[Begin Supplied text]

For data-parallel applications, it is necessary to determine an appropriate data (task) division among the CPUs and accelerators. A division of the load based on simple heuristics, such as the number of cores in the GPU is usually ineffective [5]. Another solution is to use simple algorithms for task dispatching, such as greedy algorithms, where tasks are dispatched to the devices as soon as the devices become available. Such heuristics are fast and straightforward, but result in suboptimal distributions.

A more elaborate and precise load-balancing algorithm causes a higher overhead, but a better task distribution can compensate for the overhead. For instance, it is possible to determine the performance profiles for each GPU type and application task and use it to determine the amount of work given to each GPU. This profiling can be statically computed, before the execution of the application [5], or dynamically computed at runtime [1, 3, 10].

We present a Profile-based Load-Balancing algorithm for Heterogeneous Accelerator Clusters (PLB-HAC), which improves PLB-HeC [10] by removing synchronization phases, enhancing the rebalancing mechanism, and including support for Xeon Phi accelerators. The algorithm uses performance information gathered at runtime in order to devise a performance model customized for each processing device. The algorithm is implemented inside the StarPU framework [2], easing its use both on legacy applications and novel ones.

2 Related Work

In this work, we focus on the development of a dynamic algorithm with adaptability, through the use of performance models based on the processing capacity. Acosta et al. [1] proposed an algorithm for GPUs where processors record their individual execution time on periodical synchronization, to asymptotically generate the RP (Relative Power) of the processors. The main drawbacks are that asymptotic convergence causes suboptimal load distributions during several iterations and frequent synchronizations further slow down application execution.

In another work, Zhong et al. [11] use the concept of logical processors to model GPU-CPU hybrid systems. The workload is split using an FPM (Functional Performance Model) that provides a detailed performance model. The approach is limited because it requires prior information about the problem to set up the model parameters.

Heterogeneous Dynamic Self-Scheduler (HDSS) [3] is a dynamic load-balancing algorithm for heterogeneous GPU clusters. In an adaptive phase, it determines weights that reflect the speed of each GPU, which it uses to divide the work among GPUs in the remaining iterations. The performance model is specific to GPUs and the use of a simple weight per GPU limits the data distribution. Finally, it does not adjust the data distribution during the execution phase and synchronizations in the adaptive phase slow down application execution.

Kaleen et al. [8] proposed the naive algorithm, which executes in two phases: profiling and execution. In the profiling phase, the algorithm determines the processing rate Gr of GPUs and Cr of CPUs, which are used for data distribution in the execution phase. A second algorithm, called asymmetric algorithm, reduces the overhead of the initial phase by sharing a pool of work between CPU and GPU. Their approach is suited for CPUs and GPUs and reduces synchronizations, but the obtained performance can degrade in case of changes during the execution phase.

[End Supplied text]
[Begin Source material]

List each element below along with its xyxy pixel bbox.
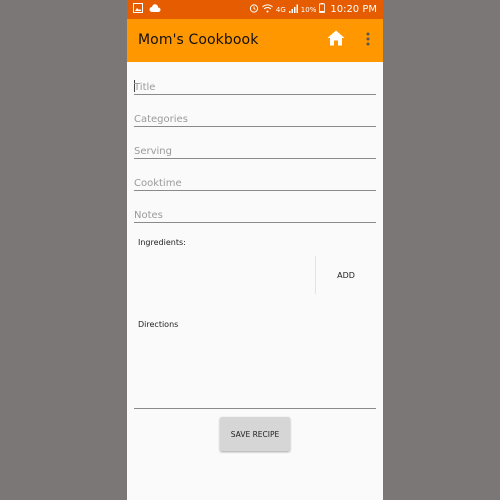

[End Source material]

#### Brief 1
Quote the part of the load-balancing text that opens with the words containing "In this work, we" and closes with "further slow down application execution.".
#### Brief 2
Continue the text on load balancing for heterogeneous accelerator clusters from the point where it stops.

#### Task response 1
In this work, we focus on the development of a dynamic algorithm with adaptability, through the use of performance models based on the processing capacity. Acosta et al. [1] proposed an algorithm for GPUs where processors record their individual execution time on periodical synchronization, to asymptotically generate the RP (Relative Power) of the processors. The main drawbacks are that asymptotic convergence causes suboptimal load distributions during several iterations and frequent synchronizations further slow down application execution.

#### Task response 2
Fig. 1.
figure 1

Overview of the load-balancing algorithm, including the performance model evaluation, block distribution, and task execution.

PLB-HeC [10] performs dynamic load-balancing in two phases for clusters with CPUs and GPUs. The first phase constructs the performance model using profiling, while in the second blocks of the selected sizes are dispatched to the processing units. It differs from previous approaches in that it models the processors (CPUs and GPUs) using a system of nonlinear equations to improve the accuracy of block size distributions. However, it still contains several synchronization steps, which slowdowns application execution.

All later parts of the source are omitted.